**Stored entries:**
......
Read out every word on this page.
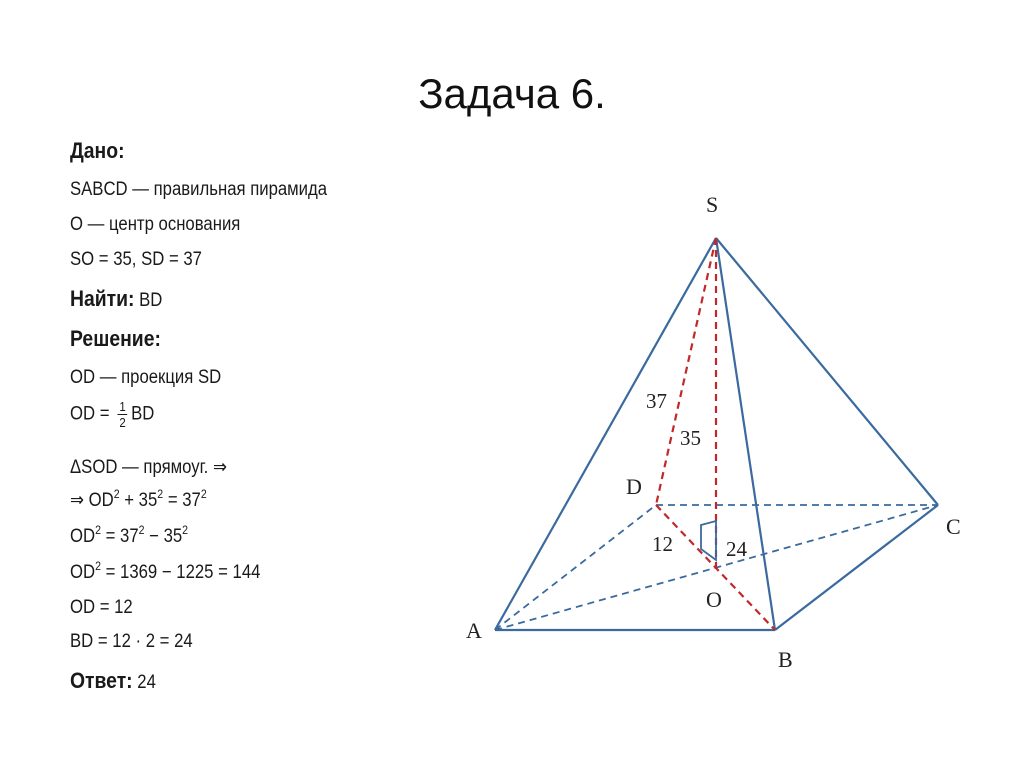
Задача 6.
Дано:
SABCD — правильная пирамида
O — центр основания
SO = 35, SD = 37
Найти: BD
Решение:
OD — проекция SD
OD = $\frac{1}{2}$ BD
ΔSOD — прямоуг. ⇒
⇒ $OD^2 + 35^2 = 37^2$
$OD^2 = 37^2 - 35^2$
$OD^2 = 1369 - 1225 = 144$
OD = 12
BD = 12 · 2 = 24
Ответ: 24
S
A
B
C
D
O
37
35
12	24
......
**STATED PROBLEM:** Go through the listing above and write it out again exactly, dropping the pictures.

**OUTPUT FOR THIS TASK:**
Read out every word on this page.
Задача 6.
Дано:
SABCD — правильная пирамида
O — центр основания
SO = 35, SD = 37
Найти: BD
Решение:
OD — проекция SD
OD = $\frac{1}{2}$ BD
ΔSOD — прямоуг. ⇒
⇒ $OD^2 + 35^2 = 37^2$
$OD^2 = 37^2 - 35^2$
$OD^2 = 1369 - 1225 = 144$
OD = 12
BD = 12 · 2 = 24
Ответ: 24
S
A
B
C
D
O
37
35
12	24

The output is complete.